> **The problem**
Each entry below is to be printed verbatim.

*****

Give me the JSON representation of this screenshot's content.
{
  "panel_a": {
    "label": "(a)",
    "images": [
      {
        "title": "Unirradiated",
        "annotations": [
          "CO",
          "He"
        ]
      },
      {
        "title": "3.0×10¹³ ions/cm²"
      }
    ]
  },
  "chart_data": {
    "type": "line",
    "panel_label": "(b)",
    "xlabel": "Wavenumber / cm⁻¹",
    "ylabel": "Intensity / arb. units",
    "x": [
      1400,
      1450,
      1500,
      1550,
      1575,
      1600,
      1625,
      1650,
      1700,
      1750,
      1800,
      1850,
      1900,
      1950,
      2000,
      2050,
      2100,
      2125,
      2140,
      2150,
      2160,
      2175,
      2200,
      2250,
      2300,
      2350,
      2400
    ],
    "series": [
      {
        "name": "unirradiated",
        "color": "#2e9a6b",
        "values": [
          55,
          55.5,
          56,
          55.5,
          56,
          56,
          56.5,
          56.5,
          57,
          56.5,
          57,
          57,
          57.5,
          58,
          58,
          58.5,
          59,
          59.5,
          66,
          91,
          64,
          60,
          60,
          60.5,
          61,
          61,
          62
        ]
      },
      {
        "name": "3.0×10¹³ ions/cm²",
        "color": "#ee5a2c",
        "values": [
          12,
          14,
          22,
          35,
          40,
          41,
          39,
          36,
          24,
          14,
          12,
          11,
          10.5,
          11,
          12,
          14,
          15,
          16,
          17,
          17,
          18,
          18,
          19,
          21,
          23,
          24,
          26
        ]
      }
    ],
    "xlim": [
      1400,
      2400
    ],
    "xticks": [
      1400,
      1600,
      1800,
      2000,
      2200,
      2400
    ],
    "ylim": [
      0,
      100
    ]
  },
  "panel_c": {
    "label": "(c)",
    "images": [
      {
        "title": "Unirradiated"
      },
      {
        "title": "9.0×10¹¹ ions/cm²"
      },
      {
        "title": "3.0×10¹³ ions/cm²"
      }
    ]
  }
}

*****

> **Answer to the exercise**
Give me the JSON representation of this screenshot's content.
{
  "panel_a": {
    "label": "(a)",
    "images": [
      {
        "title": "Unirradiated",
        "annotations": [
          "CO",
          "He"
        ]
      },
      {
        "title": "3.0×10¹³ ions/cm²"
      }
    ]
  },
  "chart_data": {
    "type": "line",
    "panel_label": "(b)",
    "xlabel": "Wavenumber / cm⁻¹",
    "ylabel": "Intensity / arb. units",
    "x": [
      1400,
      1450,
      1500,
      1550,
      1575,
      1600,
      1625,
      1650,
      1700,
      1750,
      1800,
      1850,
      1900,
      1950,
      2000,
      2050,
      2100,
      2125,
      2140,
      2150,
      2160,
      2175,
      2200,
      2250,
      2300,
      2350,
      2400
    ],
    "series": [
      {
        "name": "unirradiated",
        "color": "#2e9a6b",
        "values": [
          55,
          55.5,
          56,
          55.5,
          56,
          56,
          56.5,
          56.5,
          57,
          56.5,
          57,
          57,
          57.5,
          58,
          58,
          58.5,
          59,
          59.5,
          66,
          91,
          64,
          60,
          60,
          60.5,
          61,
          61,
          62
        ]
      },
      {
        "name": "3.0×10¹³ ions/cm²",
        "color": "#ee5a2c",
        "values": [
          12,
          14,
          22,
          35,
          40,
          41,
          39,
          36,
          24,
          14,
          12,
          11,
          10.5,
          11,
          12,
          14,
          15,
          16,
          17,
          17,
          18,
          18,
          19,
          21,
          23,
          24,
          26
        ]
      }
    ],
    "xlim": [
      1400,
      2400
    ],
    "xticks": [
      1400,
      1600,
      1800,
      2000,
      2200,
      2400
    ],
    "ylim": [
      0,
      100
    ]
  },
  "panel_c": {
    "label": "(c)",
    "images": [
      {
        "title": "Unirradiated"
      },
      {
        "title": "9.0×10¹¹ ions/cm²"
      },
      {
        "title": "3.0×10¹³ ions/cm²"
      }
    ]
  }
}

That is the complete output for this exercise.